* Start Text provided *

I have learned over the years that all things happen for good. No matter how bad or irritating they may be, I can count on that, I can take it to the bank. This knowledge gives me peace and great comfort, for that I am thankful.
I share this coffee story when appropriate. The most magical time was recently on a small plane coming from Houston to Gulfport. The Houston airport was packed with irritated, tired folks because several severe lines of storms had completely shut it and several other airports down for over 24 hours.
As we Gulf Coast folks gathered at our gate, it was announced that our flight was delayed possibly for hours. People were pretty much fit to be tied by this point.
Most of us, as Coast folk do, gathered together in the restaurant and took the opportunity to become friends. While there, I took a look at the radar and saw where we would have flown if we had gone out on time. We would be head-first into a massive storm stretching from New Orleans to Gulfport.
Two hours later we all climbed on board and headed back home. My seat was in the very back. There was a family with a teenage son sitting all around me. This was the son’s first flight, and white-knuckled doesn’t even begin to describe his fear. I told them all the split coffee story and how thankful I was that we had the delay. I could tell that he understood what I said and a peace came over him. I sat back and silently said, “God don’t let me down now!”
As we approached Gulfport, there were severe thunderstorms on both sides of our little tiny plane. Needless to say, we glided in between them on angel’s wings.
Being thankful in advance of situations that we don’t like nor understand is a great blessing. Thank you, God.

* End Text provided *

▸ **Instructions to follow**:
Repeat word for word the part of the story about the delayed flight from "As we Gulf Coast" to "by this point.".

* Start Listing *

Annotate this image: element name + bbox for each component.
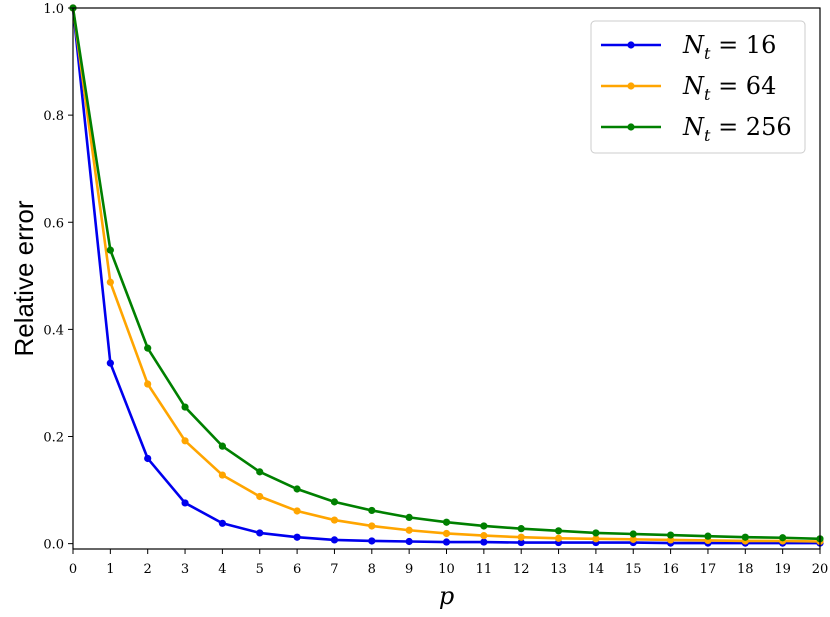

* End Listing *
* Start Listing *

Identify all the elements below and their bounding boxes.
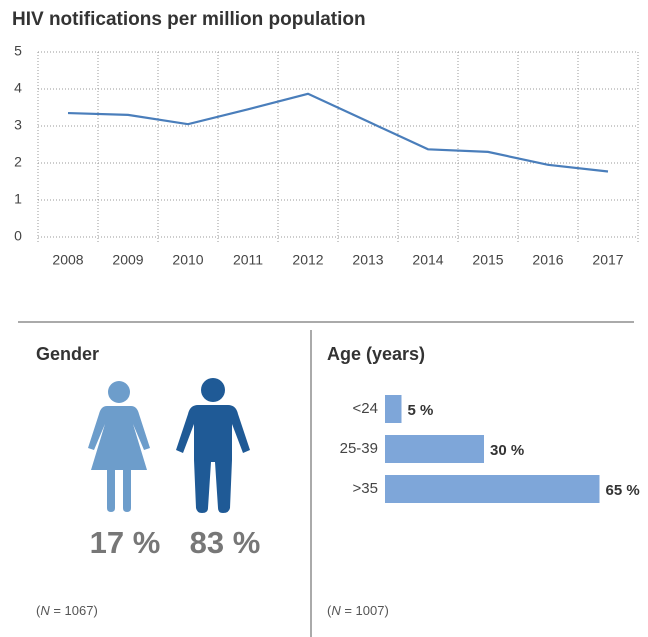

* End Listing *

▸ **Response to the exercise**:
As we Gulf Coast folks gathered at our gate, it was announced that our flight was delayed possibly for hours. People were pretty much fit to be tied by this point.